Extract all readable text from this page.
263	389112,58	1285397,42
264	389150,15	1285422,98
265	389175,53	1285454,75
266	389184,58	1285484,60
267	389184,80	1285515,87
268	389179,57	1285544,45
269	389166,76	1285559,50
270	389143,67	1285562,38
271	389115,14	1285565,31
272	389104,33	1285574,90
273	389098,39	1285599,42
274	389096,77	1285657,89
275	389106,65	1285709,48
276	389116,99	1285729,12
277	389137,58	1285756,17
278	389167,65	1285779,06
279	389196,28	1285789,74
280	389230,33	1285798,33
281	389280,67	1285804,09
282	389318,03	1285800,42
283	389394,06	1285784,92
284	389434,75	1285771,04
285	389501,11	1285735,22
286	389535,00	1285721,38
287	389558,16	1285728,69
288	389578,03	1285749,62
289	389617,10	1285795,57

--*--

Your goal: Retype all of the entries precisely as they are.

Problem solution:
Extract all readable text from this page.
263	389112,58	1285397,42
264	389150,15	1285422,98
265	389175,53	1285454,75
266	389184,58	1285484,60
267	389184,80	1285515,87
268	389179,57	1285544,45
269	389166,76	1285559,50
270	389143,67	1285562,38
271	389115,14	1285565,31
272	389104,33	1285574,90
273	389098,39	1285599,42
274	389096,77	1285657,89
275	389106,65	1285709,48
276	389116,99	1285729,12
277	389137,58	1285756,17
278	389167,65	1285779,06
279	389196,28	1285789,74
280	389230,33	1285798,33
281	389280,67	1285804,09
282	389318,03	1285800,42
283	389394,06	1285784,92
284	389434,75	1285771,04
285	389501,11	1285735,22
286	389535,00	1285721,38
287	389558,16	1285728,69
288	389578,03	1285749,62
289	389617,10	1285795,57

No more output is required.